REQUEST
Extract the complete listing and repeat it word for word.

Structured figure records:
----------

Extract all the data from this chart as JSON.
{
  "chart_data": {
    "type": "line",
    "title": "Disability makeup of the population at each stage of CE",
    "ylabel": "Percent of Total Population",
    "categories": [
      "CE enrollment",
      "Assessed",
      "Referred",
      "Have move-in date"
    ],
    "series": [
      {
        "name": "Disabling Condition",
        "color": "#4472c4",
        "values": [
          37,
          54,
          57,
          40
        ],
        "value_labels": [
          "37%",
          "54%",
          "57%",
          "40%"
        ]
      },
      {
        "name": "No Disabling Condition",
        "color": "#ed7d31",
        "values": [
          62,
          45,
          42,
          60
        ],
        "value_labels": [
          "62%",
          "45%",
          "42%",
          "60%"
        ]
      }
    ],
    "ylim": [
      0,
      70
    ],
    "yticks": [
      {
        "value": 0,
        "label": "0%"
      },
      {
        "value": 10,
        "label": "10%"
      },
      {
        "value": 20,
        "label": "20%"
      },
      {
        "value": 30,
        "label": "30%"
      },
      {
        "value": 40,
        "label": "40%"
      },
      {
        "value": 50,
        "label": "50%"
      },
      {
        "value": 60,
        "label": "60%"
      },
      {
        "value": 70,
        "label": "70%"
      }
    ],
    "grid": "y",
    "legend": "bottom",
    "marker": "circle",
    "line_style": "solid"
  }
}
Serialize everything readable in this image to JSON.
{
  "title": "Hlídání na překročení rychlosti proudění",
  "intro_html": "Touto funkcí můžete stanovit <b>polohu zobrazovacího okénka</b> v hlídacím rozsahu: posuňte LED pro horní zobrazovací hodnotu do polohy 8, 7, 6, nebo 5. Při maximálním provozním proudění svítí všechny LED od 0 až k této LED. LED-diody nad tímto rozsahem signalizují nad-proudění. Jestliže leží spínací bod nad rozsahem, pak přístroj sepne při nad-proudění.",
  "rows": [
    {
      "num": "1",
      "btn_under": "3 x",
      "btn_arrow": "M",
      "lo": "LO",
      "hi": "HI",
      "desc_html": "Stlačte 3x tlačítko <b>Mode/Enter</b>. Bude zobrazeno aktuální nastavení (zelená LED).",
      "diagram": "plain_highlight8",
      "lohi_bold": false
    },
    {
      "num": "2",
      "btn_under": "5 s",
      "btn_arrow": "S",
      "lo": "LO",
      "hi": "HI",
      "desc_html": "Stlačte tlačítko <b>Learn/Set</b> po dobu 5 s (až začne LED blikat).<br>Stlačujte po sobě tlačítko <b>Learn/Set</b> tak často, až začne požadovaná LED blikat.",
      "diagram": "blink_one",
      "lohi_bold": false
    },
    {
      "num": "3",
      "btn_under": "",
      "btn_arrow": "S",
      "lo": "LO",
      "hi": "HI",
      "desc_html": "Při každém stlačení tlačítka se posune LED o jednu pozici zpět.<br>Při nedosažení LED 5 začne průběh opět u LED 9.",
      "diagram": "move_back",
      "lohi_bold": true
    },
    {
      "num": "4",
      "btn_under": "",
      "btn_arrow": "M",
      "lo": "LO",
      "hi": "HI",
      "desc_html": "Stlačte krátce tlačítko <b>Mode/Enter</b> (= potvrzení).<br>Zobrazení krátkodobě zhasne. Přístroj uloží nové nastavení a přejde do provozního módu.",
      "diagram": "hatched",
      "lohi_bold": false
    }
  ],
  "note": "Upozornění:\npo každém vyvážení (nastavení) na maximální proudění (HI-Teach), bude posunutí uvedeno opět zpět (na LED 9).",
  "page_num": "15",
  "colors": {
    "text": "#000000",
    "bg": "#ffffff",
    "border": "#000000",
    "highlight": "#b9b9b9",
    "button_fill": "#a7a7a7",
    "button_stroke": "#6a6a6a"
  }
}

----------

WRITTEN RESPONSE
Extract all the data from this chart as JSON.
{
  "chart_data": {
    "type": "line",
    "title": "Disability makeup of the population at each stage of CE",
    "ylabel": "Percent of Total Population",
    "categories": [
      "CE enrollment",
      "Assessed",
      "Referred",
      "Have move-in date"
    ],
    "series": [
      {
        "name": "Disabling Condition",
        "color": "#4472c4",
        "values": [
          37,
          54,
          57,
          40
        ],
        "value_labels": [
          "37%",
          "54%",
          "57%",
          "40%"
        ]
      },
      {
        "name": "No Disabling Condition",
        "color": "#ed7d31",
        "values": [
          62,
          45,
          42,
          60
        ],
        "value_labels": [
          "62%",
          "45%",
          "42%",
          "60%"
        ]
      }
    ],
    "ylim": [
      0,
      70
    ],
    "yticks": [
      {
        "value": 0,
        "label": "0%"
      },
      {
        "value": 10,
        "label": "10%"
      },
      {
        "value": 20,
        "label": "20%"
      },
      {
        "value": 30,
        "label": "30%"
      },
      {
        "value": 40,
        "label": "40%"
      },
      {
        "value": 50,
        "label": "50%"
      },
      {
        "value": 60,
        "label": "60%"
      },
      {
        "value": 70,
        "label": "70%"
      }
    ],
    "grid": "y",
    "legend": "bottom",
    "marker": "circle",
    "line_style": "solid"
  }
}
Serialize everything readable in this image to JSON.
{
  "title": "Hlídání na překročení rychlosti proudění",
  "intro_html": "Touto funkcí můžete stanovit <b>polohu zobrazovacího okénka</b> v hlídacím rozsahu: posuňte LED pro horní zobrazovací hodnotu do polohy 8, 7, 6, nebo 5. Při maximálním provozním proudění svítí všechny LED od 0 až k této LED. LED-diody nad tímto rozsahem signalizují nad-proudění. Jestliže leží spínací bod nad rozsahem, pak přístroj sepne při nad-proudění.",
  "rows": [
    {
      "num": "1",
      "btn_under": "3 x",
      "btn_arrow": "M",
      "lo": "LO",
      "hi": "HI",
      "desc_html": "Stlačte 3x tlačítko <b>Mode/Enter</b>. Bude zobrazeno aktuální nastavení (zelená LED).",
      "diagram": "plain_highlight8",
      "lohi_bold": false
    },
    {
      "num": "2",
      "btn_under": "5 s",
      "btn_arrow": "S",
      "lo": "LO",
      "hi": "HI",
      "desc_html": "Stlačte tlačítko <b>Learn/Set</b> po dobu 5 s (až začne LED blikat).<br>Stlačujte po sobě tlačítko <b>Learn/Set</b> tak často, až začne požadovaná LED blikat.",
      "diagram": "blink_one",
      "lohi_bold": false
    },
    {
      "num": "3",
      "btn_under": "",
      "btn_arrow": "S",
      "lo": "LO",
      "hi": "HI",
      "desc_html": "Při každém stlačení tlačítka se posune LED o jednu pozici zpět.<br>Při nedosažení LED 5 začne průběh opět u LED 9.",
      "diagram": "move_back",
      "lohi_bold": true
    },
    {
      "num": "4",
      "btn_under": "",
      "btn_arrow": "M",
      "lo": "LO",
      "hi": "HI",
      "desc_html": "Stlačte krátce tlačítko <b>Mode/Enter</b> (= potvrzení).<br>Zobrazení krátkodobě zhasne. Přístroj uloží nové nastavení a přejde do provozního módu.",
      "diagram": "hatched",
      "lohi_bold": false
    }
  ],
  "note": "Upozornění:\npo každém vyvážení (nastavení) na maximální proudění (HI-Teach), bude posunutí uvedeno opět zpět (na LED 9).",
  "page_num": "15",
  "colors": {
    "text": "#000000",
    "bg": "#ffffff",
    "border": "#000000",
    "highlight": "#b9b9b9",
    "button_fill": "#a7a7a7",
    "button_stroke": "#6a6a6a"
  }
}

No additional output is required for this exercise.